EXERCISE: Without including any pictures, write out the listing below exactly.

### GIVEN INFORMATION ###

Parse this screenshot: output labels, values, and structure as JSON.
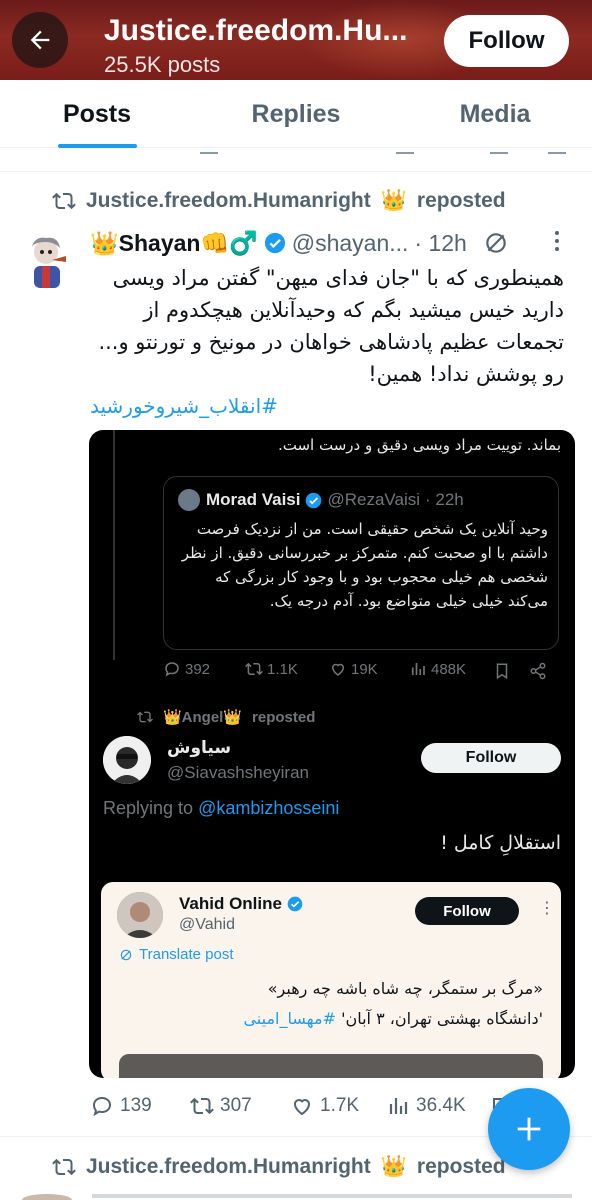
{
  "header": {
    "title": "Justice.freedom.Hu...",
    "post_count": "25.5K posts",
    "follow_label": "Follow"
  },
  "tabs": [
    {
      "label": "Posts",
      "active": true
    },
    {
      "label": "Replies",
      "active": false
    },
    {
      "label": "Media",
      "active": false
    }
  ],
  "tweet": {
    "repost_by": "Justice.freedom.Humanright",
    "repost_by_emoji": "👑",
    "repost_suffix": "reposted",
    "author_name": "👑Shayan👊♂️",
    "author_handle": "@shayan...",
    "time": "· 12h",
    "text": "همینطوری که با \"جان فدای میهن\" گفتن مراد ویسی دارید خیس میشید بگم که وحیدآنلاین هیچکدوم از تجمعات عظیم پادشاهی خواهان در مونیخ و تورنتو و... رو پوشش نداد! همین!",
    "hashtag": "#انقلاب_شیروخورشید",
    "embed": {
      "pre_text": "بماند. توییت مراد ویسی دقیق و درست است.",
      "quote": {
        "name": "Morad Vaisi",
        "handle": "@RezaVaisi",
        "time": "· 22h",
        "text": "وحید آنلاین یک شخص حقیقی است. من از نزدیک فرصت داشتم با او صحبت کنم. متمرکز بر خبررسانی دقیق. از نظر شخصی هم خیلی محجوب بود و با وجود کار بزرگی که می‌کند خیلی خیلی متواضع بود. آدم درجه یک."
      },
      "actions": {
        "replies": "392",
        "reposts": "1.1K",
        "likes": "19K",
        "views": "488K"
      },
      "repost_by": "👑Angel👑",
      "repost_suffix": "reposted",
      "user_name": "سیاوش",
      "user_handle": "@Siavashsheyiran",
      "follow_label": "Follow",
      "replying_prefix": "Replying to",
      "replying_to": "@kambizhosseini",
      "reply_text": "استقلالِ کامل !",
      "inner": {
        "name": "Vahid Online",
        "handle": "@Vahid",
        "follow_label": "Follow",
        "translate": "Translate post",
        "line1": "«مرگ بر ستمگر، چه شاه باشه چه رهبر»",
        "line2_prefix": "'دانشگاه بهشتی تهران، ۳ آبان'",
        "line2_tag": "#مهسا_امینی"
      }
    },
    "actions": {
      "replies": "139",
      "reposts": "307",
      "likes": "1.7K",
      "views": "36.4K"
    }
  },
  "next_tweet": {
    "repost_by": "Justice.freedom.Humanright",
    "repost_by_emoji": "👑",
    "repost_suffix": "reposted"
  },
  "colors": {
    "accent": "#1d9bf0",
    "header_bg": "#7a1c18",
    "muted": "#536471"
  }
}
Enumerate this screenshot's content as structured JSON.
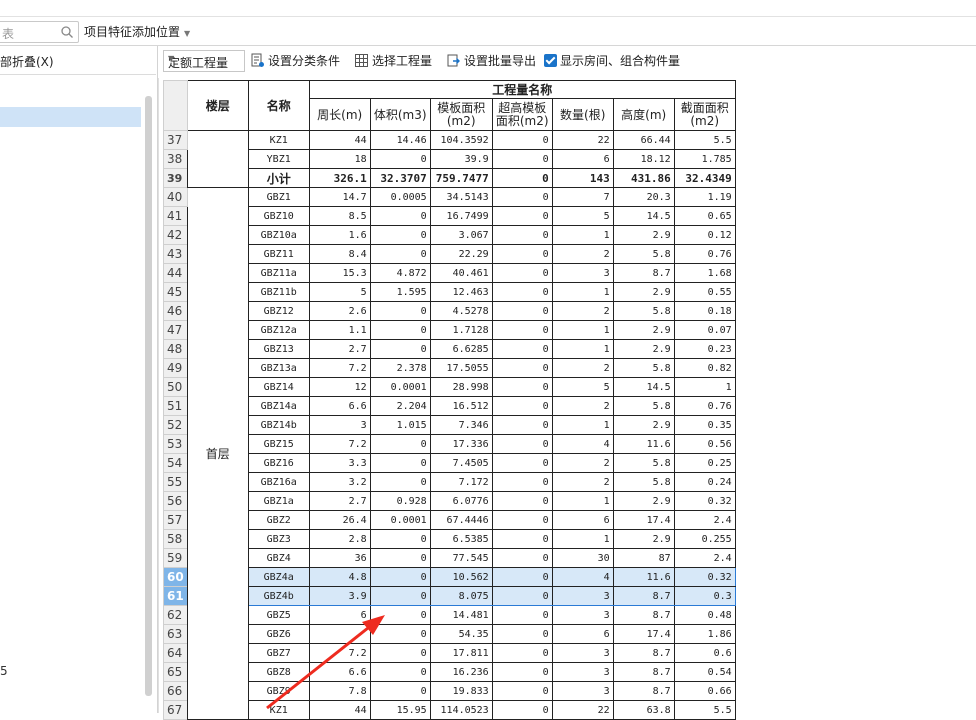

###

EXERCISE SOLUTION:
Parse this screenshot: output labels, values, and structure as JSON.
{
  "header": {
    "title": "Justice.freedom.Hu...",
    "post_count": "25.5K posts",
    "follow_label": "Follow"
  },
  "tabs": [
    {
      "label": "Posts",
      "active": true
    },
    {
      "label": "Replies",
      "active": false
    },
    {
      "label": "Media",
      "active": false
    }
  ],
  "tweet": {
    "repost_by": "Justice.freedom.Humanright",
    "repost_by_emoji": "👑",
    "repost_suffix": "reposted",
    "author_name": "👑Shayan👊♂️",
    "author_handle": "@shayan...",
    "time": "· 12h",
    "text": "همینطوری که با \"جان فدای میهن\" گفتن مراد ویسی دارید خیس میشید بگم که وحیدآنلاین هیچکدوم از تجمعات عظیم پادشاهی خواهان در مونیخ و تورنتو و... رو پوشش نداد! همین!",
    "hashtag": "#انقلاب_شیروخورشید",
    "embed": {
      "pre_text": "بماند. توییت مراد ویسی دقیق و درست است.",
      "quote": {
        "name": "Morad Vaisi",
        "handle": "@RezaVaisi",
        "time": "· 22h",
        "text": "وحید آنلاین یک شخص حقیقی است. من از نزدیک فرصت داشتم با او صحبت کنم. متمرکز بر خبررسانی دقیق. از نظر شخصی هم خیلی محجوب بود و با وجود کار بزرگی که می‌کند خیلی خیلی متواضع بود. آدم درجه یک."
      },
      "actions": {
        "replies": "392",
        "reposts": "1.1K",
        "likes": "19K",
        "views": "488K"
      },
      "repost_by": "👑Angel👑",
      "repost_suffix": "reposted",
      "user_name": "سیاوش",
      "user_handle": "@Siavashsheyiran",
      "follow_label": "Follow",
      "replying_prefix": "Replying to",
      "replying_to": "@kambizhosseini",
      "reply_text": "استقلالِ کامل !",
      "inner": {
        "name": "Vahid Online",
        "handle": "@Vahid",
        "follow_label": "Follow",
        "translate": "Translate post",
        "line1": "«مرگ بر ستمگر، چه شاه باشه چه رهبر»",
        "line2_prefix": "'دانشگاه بهشتی تهران، ۳ آبان'",
        "line2_tag": "#مهسا_امینی"
      }
    },
    "actions": {
      "replies": "139",
      "reposts": "307",
      "likes": "1.7K",
      "views": "36.4K"
    }
  },
  "next_tweet": {
    "repost_by": "Justice.freedom.Humanright",
    "repost_by_emoji": "👑",
    "repost_suffix": "reposted"
  },
  "colors": {
    "accent": "#1d9bf0",
    "header_bg": "#7a1c18",
    "muted": "#536471"
  }
}
Enumerate this screenshot's content as structured JSON.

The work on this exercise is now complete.